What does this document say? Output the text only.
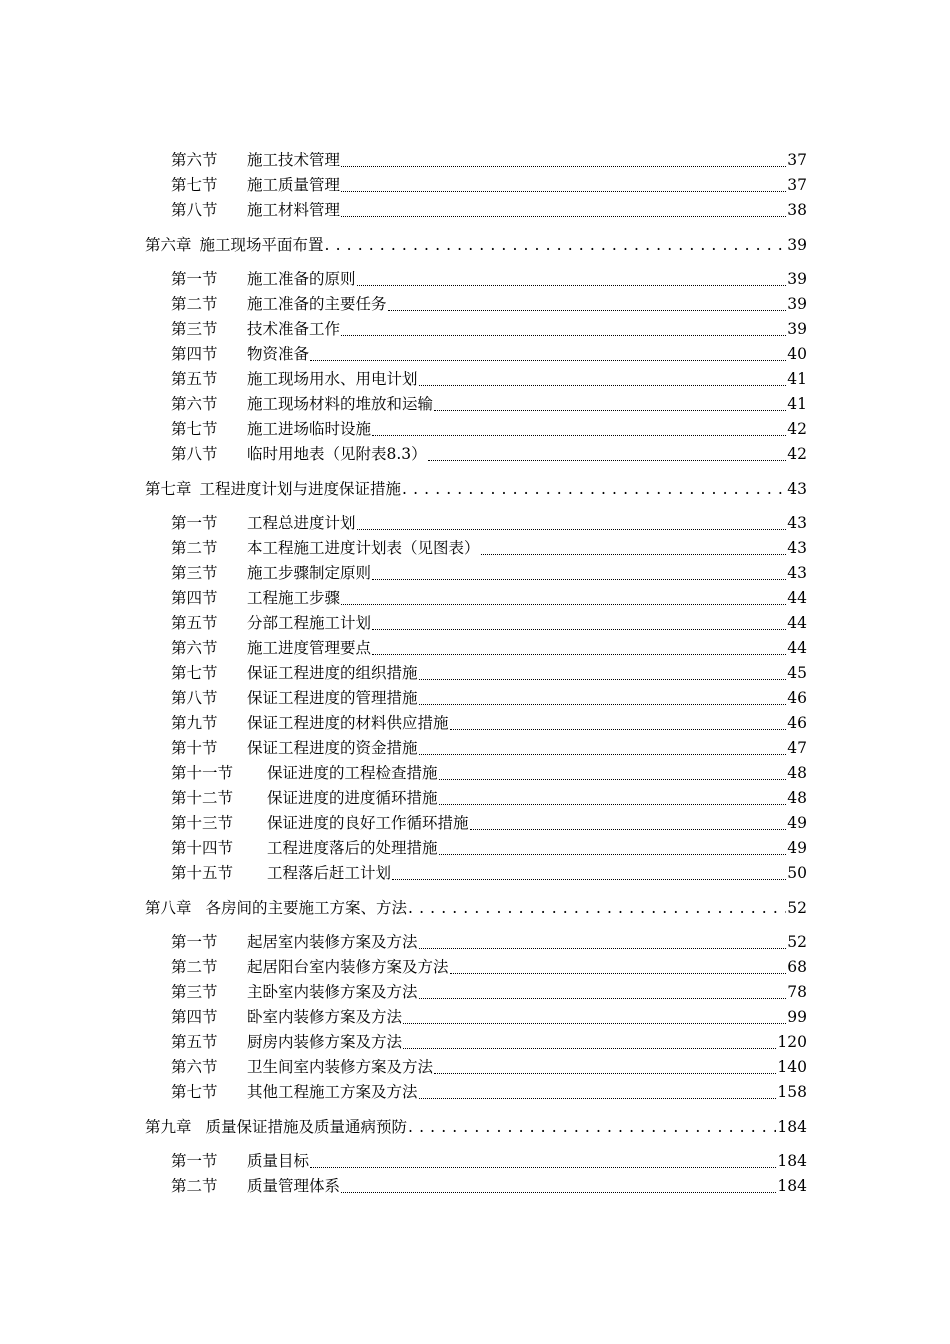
第六节 施工技术管理	37
第七节 施工质量管理	37
第八节 施工材料管理	38
第六章 施工现场平面布置 . . .	39
第一节 施工准备的原则	39
第二节 施工准备的主要任务	39
第三节 技术准备工作	39
第四节 物资准备	40
第五节 施工现场用水、用电计划	41
第六节 施工现场材料的堆放和运输	41
第七节 施工进场临时设施	42
第八节 临时用地表（见附表8.3）	42
第七章 工程进度计划与进度保证措施 . . .	43
第一节 工程总进度计划	43
第二节 本工程施工进度计划表（见图表）	43
第三节 施工步骤制定原则	43
第四节 工程施工步骤	44
第五节 分部工程施工计划	44
第六节 施工进度管理要点	44
第七节 保证工程进度的组织措施	45
第八节 保证工程进度的管理措施	46
第九节 保证工程进度的材料供应措施	46
第十节 保证工程进度的资金措施	47
第十一节 保证进度的工程检查措施	48
第十二节 保证进度的进度循环措施	48
第十三节 保证进度的良好工作循环措施	49
第十四节 工程进度落后的处理措施	49
第十五节 工程落后赶工计划	50
第八章 各房间的主要施工方案、方法 . . .	52
第一节 起居室内装修方案及方法	52
第二节 起居阳台室内装修方案及方法	68
第三节 主卧室内装修方案及方法	78
第四节 卧室内装修方案及方法	99
第五节 厨房内装修方案及方法	120
第六节 卫生间室内装修方案及方法	140
第七节 其他工程施工方案及方法	158
第九章 质量保证措施及质量通病预防 . . .	184
第一节 质量目标	184
第二节 质量管理体系	184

▶ [Problem requirements]: Without including the pictures, reproduce all entries exactly.

▶ [Finished task]:
What does this document say? Output the text only.
第六节 施工技术管理	37
第七节 施工质量管理	37
第八节 施工材料管理	38
第六章 施工现场平面布置 . . .	39
第一节 施工准备的原则	39
第二节 施工准备的主要任务	39
第三节 技术准备工作	39
第四节 物资准备	40
第五节 施工现场用水、用电计划	41
第六节 施工现场材料的堆放和运输	41
第七节 施工进场临时设施	42
第八节 临时用地表（见附表8.3）	42
第七章 工程进度计划与进度保证措施 . . .	43
第一节 工程总进度计划	43
第二节 本工程施工进度计划表（见图表）	43
第三节 施工步骤制定原则	43
第四节 工程施工步骤	44
第五节 分部工程施工计划	44
第六节 施工进度管理要点	44
第七节 保证工程进度的组织措施	45
第八节 保证工程进度的管理措施	46
第九节 保证工程进度的材料供应措施	46
第十节 保证工程进度的资金措施	47
第十一节 保证进度的工程检查措施	48
第十二节 保证进度的进度循环措施	48
第十三节 保证进度的良好工作循环措施	49
第十四节 工程进度落后的处理措施	49
第十五节 工程落后赶工计划	50
第八章 各房间的主要施工方案、方法 . . .	52
第一节 起居室内装修方案及方法	52
第二节 起居阳台室内装修方案及方法	68
第三节 主卧室内装修方案及方法	78
第四节 卧室内装修方案及方法	99
第五节 厨房内装修方案及方法	120
第六节 卫生间室内装修方案及方法	140
第七节 其他工程施工方案及方法	158
第九章 质量保证措施及质量通病预防 . . .	184
第一节 质量目标	184
第二节 质量管理体系	184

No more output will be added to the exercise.